◆ **Given exercise**: Repeat all of the records verbatim.

◆ **Records to use**:
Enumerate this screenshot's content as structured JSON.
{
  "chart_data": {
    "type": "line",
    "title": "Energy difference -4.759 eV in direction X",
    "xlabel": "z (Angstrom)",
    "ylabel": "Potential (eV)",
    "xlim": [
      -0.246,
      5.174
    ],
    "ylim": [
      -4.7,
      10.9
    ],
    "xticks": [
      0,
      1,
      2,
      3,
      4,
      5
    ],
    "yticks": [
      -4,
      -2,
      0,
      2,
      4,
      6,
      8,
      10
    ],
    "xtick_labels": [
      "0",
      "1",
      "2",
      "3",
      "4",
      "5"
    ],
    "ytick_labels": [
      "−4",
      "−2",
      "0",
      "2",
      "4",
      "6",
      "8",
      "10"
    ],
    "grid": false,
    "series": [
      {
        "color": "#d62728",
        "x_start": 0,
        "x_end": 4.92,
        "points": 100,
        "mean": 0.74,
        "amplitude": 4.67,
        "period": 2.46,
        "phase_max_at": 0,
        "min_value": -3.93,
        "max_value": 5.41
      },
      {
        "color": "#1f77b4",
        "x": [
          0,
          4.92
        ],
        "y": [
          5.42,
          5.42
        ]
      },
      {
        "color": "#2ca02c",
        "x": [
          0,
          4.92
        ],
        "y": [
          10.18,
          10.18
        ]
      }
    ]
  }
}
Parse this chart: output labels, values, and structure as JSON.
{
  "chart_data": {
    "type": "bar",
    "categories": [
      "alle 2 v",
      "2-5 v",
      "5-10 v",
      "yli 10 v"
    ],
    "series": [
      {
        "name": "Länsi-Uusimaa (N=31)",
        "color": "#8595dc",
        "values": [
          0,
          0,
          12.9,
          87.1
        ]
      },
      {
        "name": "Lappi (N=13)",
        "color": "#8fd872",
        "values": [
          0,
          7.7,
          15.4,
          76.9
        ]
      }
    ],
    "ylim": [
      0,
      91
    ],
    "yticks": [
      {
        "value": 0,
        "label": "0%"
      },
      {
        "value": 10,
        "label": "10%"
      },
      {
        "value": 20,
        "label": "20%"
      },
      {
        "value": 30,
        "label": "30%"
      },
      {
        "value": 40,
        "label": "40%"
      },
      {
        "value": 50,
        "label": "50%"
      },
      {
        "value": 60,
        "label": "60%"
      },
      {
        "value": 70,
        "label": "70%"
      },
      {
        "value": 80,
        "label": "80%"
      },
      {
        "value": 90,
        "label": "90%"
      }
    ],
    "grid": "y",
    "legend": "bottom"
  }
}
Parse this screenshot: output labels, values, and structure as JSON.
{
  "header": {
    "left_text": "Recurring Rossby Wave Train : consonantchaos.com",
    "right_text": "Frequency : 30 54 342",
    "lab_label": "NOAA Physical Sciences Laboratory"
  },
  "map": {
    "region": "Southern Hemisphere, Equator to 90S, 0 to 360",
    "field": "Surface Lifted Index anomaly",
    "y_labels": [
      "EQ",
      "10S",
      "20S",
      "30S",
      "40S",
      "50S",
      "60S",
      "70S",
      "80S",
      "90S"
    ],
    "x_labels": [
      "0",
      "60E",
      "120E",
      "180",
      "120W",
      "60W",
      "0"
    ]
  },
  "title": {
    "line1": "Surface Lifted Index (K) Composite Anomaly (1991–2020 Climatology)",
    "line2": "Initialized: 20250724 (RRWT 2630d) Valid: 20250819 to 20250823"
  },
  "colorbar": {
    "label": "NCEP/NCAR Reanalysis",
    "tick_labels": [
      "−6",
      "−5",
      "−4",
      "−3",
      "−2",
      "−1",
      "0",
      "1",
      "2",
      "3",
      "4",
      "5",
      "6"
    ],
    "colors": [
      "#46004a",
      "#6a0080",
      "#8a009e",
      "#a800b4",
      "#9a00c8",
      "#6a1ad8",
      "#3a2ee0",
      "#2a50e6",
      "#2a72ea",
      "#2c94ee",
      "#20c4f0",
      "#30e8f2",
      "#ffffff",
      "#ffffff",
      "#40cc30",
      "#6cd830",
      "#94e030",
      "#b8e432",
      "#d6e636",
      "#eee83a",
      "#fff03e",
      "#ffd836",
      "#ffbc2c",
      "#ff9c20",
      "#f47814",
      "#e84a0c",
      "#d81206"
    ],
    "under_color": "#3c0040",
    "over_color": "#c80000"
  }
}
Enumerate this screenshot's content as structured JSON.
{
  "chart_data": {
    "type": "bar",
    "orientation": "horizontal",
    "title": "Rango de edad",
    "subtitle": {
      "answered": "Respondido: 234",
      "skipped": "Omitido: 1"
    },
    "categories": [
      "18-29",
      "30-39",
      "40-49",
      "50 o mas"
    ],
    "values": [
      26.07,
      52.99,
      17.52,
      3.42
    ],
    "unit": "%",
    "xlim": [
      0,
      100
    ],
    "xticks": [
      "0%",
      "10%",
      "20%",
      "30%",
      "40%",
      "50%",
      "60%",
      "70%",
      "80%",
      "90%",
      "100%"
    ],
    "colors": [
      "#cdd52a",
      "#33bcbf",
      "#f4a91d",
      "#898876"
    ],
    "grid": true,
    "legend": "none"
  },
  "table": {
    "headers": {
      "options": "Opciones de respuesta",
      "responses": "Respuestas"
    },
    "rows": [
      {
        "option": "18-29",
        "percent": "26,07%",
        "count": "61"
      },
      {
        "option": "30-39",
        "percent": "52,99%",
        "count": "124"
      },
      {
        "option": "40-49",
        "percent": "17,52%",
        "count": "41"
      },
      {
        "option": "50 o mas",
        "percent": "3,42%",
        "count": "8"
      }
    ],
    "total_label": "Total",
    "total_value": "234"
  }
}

◆ **Solution**:
Enumerate this screenshot's content as structured JSON.
{
  "chart_data": {
    "type": "line",
    "title": "Energy difference -4.759 eV in direction X",
    "xlabel": "z (Angstrom)",
    "ylabel": "Potential (eV)",
    "xlim": [
      -0.246,
      5.174
    ],
    "ylim": [
      -4.7,
      10.9
    ],
    "xticks": [
      0,
      1,
      2,
      3,
      4,
      5
    ],
    "yticks": [
      -4,
      -2,
      0,
      2,
      4,
      6,
      8,
      10
    ],
    "xtick_labels": [
      "0",
      "1",
      "2",
      "3",
      "4",
      "5"
    ],
    "ytick_labels": [
      "−4",
      "−2",
      "0",
      "2",
      "4",
      "6",
      "8",
      "10"
    ],
    "grid": false,
    "series": [
      {
        "color": "#d62728",
        "x_start": 0,
        "x_end": 4.92,
        "points": 100,
        "mean": 0.74,
        "amplitude": 4.67,
        "period": 2.46,
        "phase_max_at": 0,
        "min_value": -3.93,
        "max_value": 5.41
      },
      {
        "color": "#1f77b4",
        "x": [
          0,
          4.92
        ],
        "y": [
          5.42,
          5.42
        ]
      },
      {
        "color": "#2ca02c",
        "x": [
          0,
          4.92
        ],
        "y": [
          10.18,
          10.18
        ]
      }
    ]
  }
}
Parse this chart: output labels, values, and structure as JSON.
{
  "chart_data": {
    "type": "bar",
    "categories": [
      "alle 2 v",
      "2-5 v",
      "5-10 v",
      "yli 10 v"
    ],
    "series": [
      {
        "name": "Länsi-Uusimaa (N=31)",
        "color": "#8595dc",
        "values": [
          0,
          0,
          12.9,
          87.1
        ]
      },
      {
        "name": "Lappi (N=13)",
        "color": "#8fd872",
        "values": [
          0,
          7.7,
          15.4,
          76.9
        ]
      }
    ],
    "ylim": [
      0,
      91
    ],
    "yticks": [
      {
        "value": 0,
        "label": "0%"
      },
      {
        "value": 10,
        "label": "10%"
      },
      {
        "value": 20,
        "label": "20%"
      },
      {
        "value": 30,
        "label": "30%"
      },
      {
        "value": 40,
        "label": "40%"
      },
      {
        "value": 50,
        "label": "50%"
      },
      {
        "value": 60,
        "label": "60%"
      },
      {
        "value": 70,
        "label": "70%"
      },
      {
        "value": 80,
        "label": "80%"
      },
      {
        "value": 90,
        "label": "90%"
      }
    ],
    "grid": "y",
    "legend": "bottom"
  }
}
Parse this screenshot: output labels, values, and structure as JSON.
{
  "header": {
    "left_text": "Recurring Rossby Wave Train : consonantchaos.com",
    "right_text": "Frequency : 30 54 342",
    "lab_label": "NOAA Physical Sciences Laboratory"
  },
  "map": {
    "region": "Southern Hemisphere, Equator to 90S, 0 to 360",
    "field": "Surface Lifted Index anomaly",
    "y_labels": [
      "EQ",
      "10S",
      "20S",
      "30S",
      "40S",
      "50S",
      "60S",
      "70S",
      "80S",
      "90S"
    ],
    "x_labels": [
      "0",
      "60E",
      "120E",
      "180",
      "120W",
      "60W",
      "0"
    ]
  },
  "title": {
    "line1": "Surface Lifted Index (K) Composite Anomaly (1991–2020 Climatology)",
    "line2": "Initialized: 20250724 (RRWT 2630d) Valid: 20250819 to 20250823"
  },
  "colorbar": {
    "label": "NCEP/NCAR Reanalysis",
    "tick_labels": [
      "−6",
      "−5",
      "−4",
      "−3",
      "−2",
      "−1",
      "0",
      "1",
      "2",
      "3",
      "4",
      "5",
      "6"
    ],
    "colors": [
      "#46004a",
      "#6a0080",
      "#8a009e",
      "#a800b4",
      "#9a00c8",
      "#6a1ad8",
      "#3a2ee0",
      "#2a50e6",
      "#2a72ea",
      "#2c94ee",
      "#20c4f0",
      "#30e8f2",
      "#ffffff",
      "#ffffff",
      "#40cc30",
      "#6cd830",
      "#94e030",
      "#b8e432",
      "#d6e636",
      "#eee83a",
      "#fff03e",
      "#ffd836",
      "#ffbc2c",
      "#ff9c20",
      "#f47814",
      "#e84a0c",
      "#d81206"
    ],
    "under_color": "#3c0040",
    "over_color": "#c80000"
  }
}
Enumerate this screenshot's content as structured JSON.
{
  "chart_data": {
    "type": "bar",
    "orientation": "horizontal",
    "title": "Rango de edad",
    "subtitle": {
      "answered": "Respondido: 234",
      "skipped": "Omitido: 1"
    },
    "categories": [
      "18-29",
      "30-39",
      "40-49",
      "50 o mas"
    ],
    "values": [
      26.07,
      52.99,
      17.52,
      3.42
    ],
    "unit": "%",
    "xlim": [
      0,
      100
    ],
    "xticks": [
      "0%",
      "10%",
      "20%",
      "30%",
      "40%",
      "50%",
      "60%",
      "70%",
      "80%",
      "90%",
      "100%"
    ],
    "colors": [
      "#cdd52a",
      "#33bcbf",
      "#f4a91d",
      "#898876"
    ],
    "grid": true,
    "legend": "none"
  },
  "table": {
    "headers": {
      "options": "Opciones de respuesta",
      "responses": "Respuestas"
    },
    "rows": [
      {
        "option": "18-29",
        "percent": "26,07%",
        "count": "61"
      },
      {
        "option": "30-39",
        "percent": "52,99%",
        "count": "124"
      },
      {
        "option": "40-49",
        "percent": "17,52%",
        "count": "41"
      },
      {
        "option": "50 o mas",
        "percent": "3,42%",
        "count": "8"
      }
    ],
    "total_label": "Total",
    "total_value": "234"
  }
}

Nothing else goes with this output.